Cork man Stephen Redmond felt that the ocean was ‘a widowmaker’ during a gruelling swim across the Cook Strait yesterday. The 46 year old open water swimmer, from Ballydehob, West Cork, swam the Cook Strait, the stretch of ocean between the North and South Islands of New Zealand, in 13 hours and ten minutes.
He had set out set out from Arapawa Island in the Marlborough Sounds at 7am to swim to Mana, where he planned to arrive by 7pm, but tough conditions meant it was nearly midnight when he finished. He was greeted by over 100 supporters from the Irish community. Speaking from his hotel room in Wellington this morning, Mr Redmond – who was very tired and a little sunburnt – said he had “an awful lot of luck” in completing yesterday’s crossing.
“Every time you stopped you could lose ten metres,” he said. “It took two hours to swim a kilometre and a half. It’s like building a statue out of stones, it beats you mentally and physically.”
He had support from a team of paramedics and the organisers of the Irish People in New Zealand group, who helped with accommodation and training upon his arrival in the country on Monday.
“It was quite humbling to have people like that help me,” he said. “You come to Wellington and you feel like you’ve been here before. We’re very lucky to have a group of Irish people like that here.”
Each hour during the swim he took on protein drinks and high carbs to keep his energy levels up.
However, the main difficulty was, he found, in maintaining his emotional and mental spirits.

**DATA LISTING**
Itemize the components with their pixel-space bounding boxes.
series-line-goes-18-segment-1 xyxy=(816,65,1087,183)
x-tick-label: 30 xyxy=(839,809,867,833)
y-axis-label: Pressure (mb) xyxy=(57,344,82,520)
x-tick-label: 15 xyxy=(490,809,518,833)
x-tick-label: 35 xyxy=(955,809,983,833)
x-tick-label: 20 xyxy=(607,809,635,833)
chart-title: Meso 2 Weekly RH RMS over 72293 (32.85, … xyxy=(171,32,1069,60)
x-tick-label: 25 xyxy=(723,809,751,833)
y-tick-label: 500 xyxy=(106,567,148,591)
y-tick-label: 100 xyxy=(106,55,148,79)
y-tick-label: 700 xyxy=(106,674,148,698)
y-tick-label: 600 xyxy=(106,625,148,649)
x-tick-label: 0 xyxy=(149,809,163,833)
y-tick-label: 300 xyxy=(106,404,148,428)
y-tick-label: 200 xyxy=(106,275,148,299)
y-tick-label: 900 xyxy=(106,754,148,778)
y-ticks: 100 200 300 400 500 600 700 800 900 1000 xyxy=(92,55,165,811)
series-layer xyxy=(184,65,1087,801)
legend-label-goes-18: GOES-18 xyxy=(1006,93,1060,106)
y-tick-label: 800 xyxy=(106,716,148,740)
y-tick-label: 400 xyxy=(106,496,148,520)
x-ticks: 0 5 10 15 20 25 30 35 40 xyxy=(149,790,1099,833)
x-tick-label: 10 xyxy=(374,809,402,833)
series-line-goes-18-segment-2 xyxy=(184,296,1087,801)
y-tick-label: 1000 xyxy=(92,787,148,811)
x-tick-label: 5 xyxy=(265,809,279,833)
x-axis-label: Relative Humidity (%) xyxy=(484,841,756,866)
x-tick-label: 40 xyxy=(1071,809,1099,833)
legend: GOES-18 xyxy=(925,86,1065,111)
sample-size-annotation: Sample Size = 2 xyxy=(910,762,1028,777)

**TASK DESCRIPTION**
Turn the paragraph of the Cook Strait swim article that begins "Cork man Stephen Redmond" into a short bulleted list of its main facts.

**RESPONSE TO THIS TASK**
- Stephen Redmond, a 46-year-old open water swimmer from Ballydehob, West Cork, swam the Cook Strait yesterday.
- The Cook Strait is the stretch of ocean between New Zealand's North and South Islands.
- The swim took him 13 hours and ten minutes.
- During the grueling swim, he felt the ocean was "a widowmaker."